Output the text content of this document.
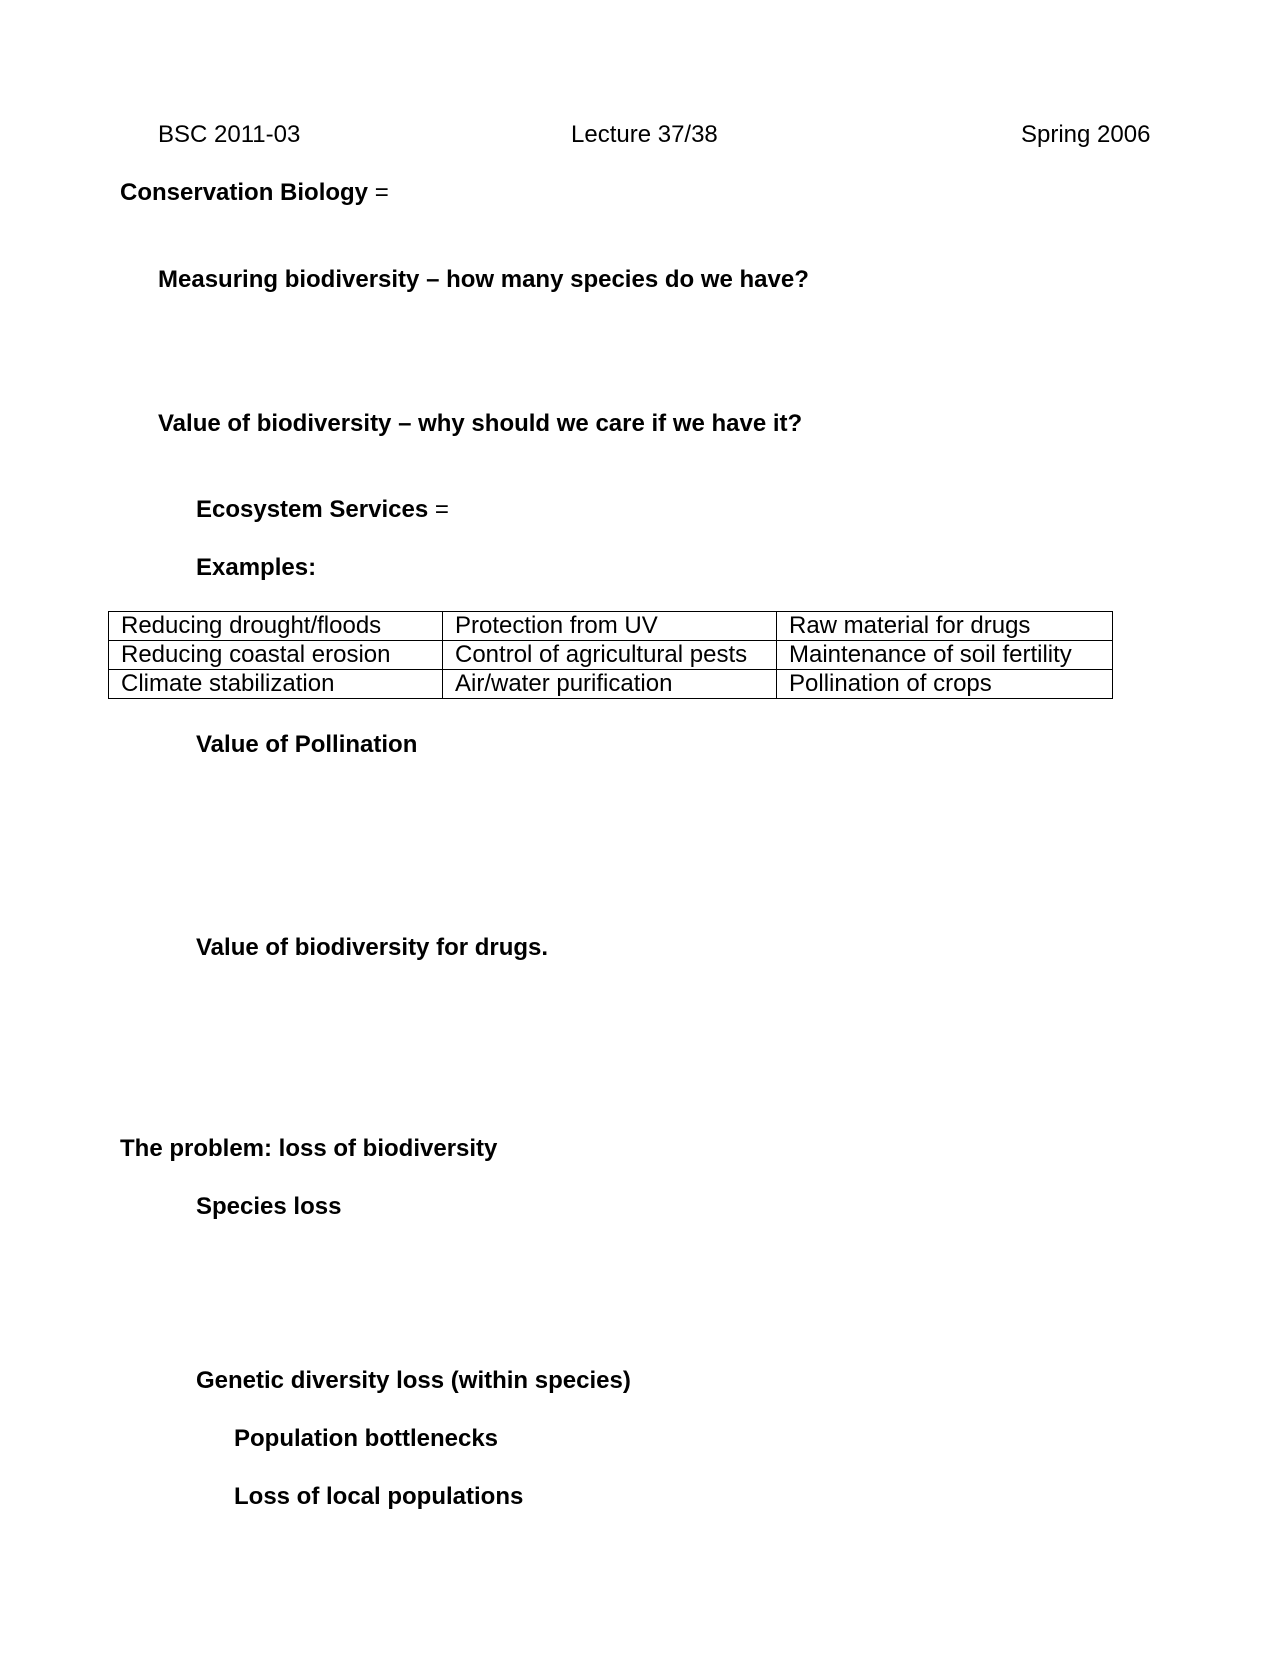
BSC 2011-03	Lecture 37/38	Spring 2006
Conservation Biology =
Measuring biodiversity – how many species do we have?
Value of biodiversity – why should we care if we have it?
Ecosystem Services =
Examples:
Reducing drought/floods	Protection from UV	Raw material for drugs
Reducing coastal erosion	Control of agricultural pests	Maintenance of soil fertility
Climate stabilization	Air/water purification	Pollination of crops
Value of Pollination
Value of biodiversity for drugs.
The problem: loss of biodiversity
Species loss
Genetic diversity loss (within species)
Population bottlenecks
Loss of local populations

______

* [TASK] Reproduce the full listing faithfully, but do not carry over any pictures.

* [THE SOLUTION]
Output the text content of this document.
BSC 2011-03	Lecture 37/38	Spring 2006
Conservation Biology =
Measuring biodiversity – how many species do we have?
Value of biodiversity – why should we care if we have it?
Ecosystem Services =
Examples:
Reducing drought/floods	Protection from UV	Raw material for drugs
Reducing coastal erosion	Control of agricultural pests	Maintenance of soil fertility
Climate stabilization	Air/water purification	Pollination of crops
Value of Pollination
Value of biodiversity for drugs.
The problem: loss of biodiversity
Species loss
Genetic diversity loss (within species)
Population bottlenecks
Loss of local populations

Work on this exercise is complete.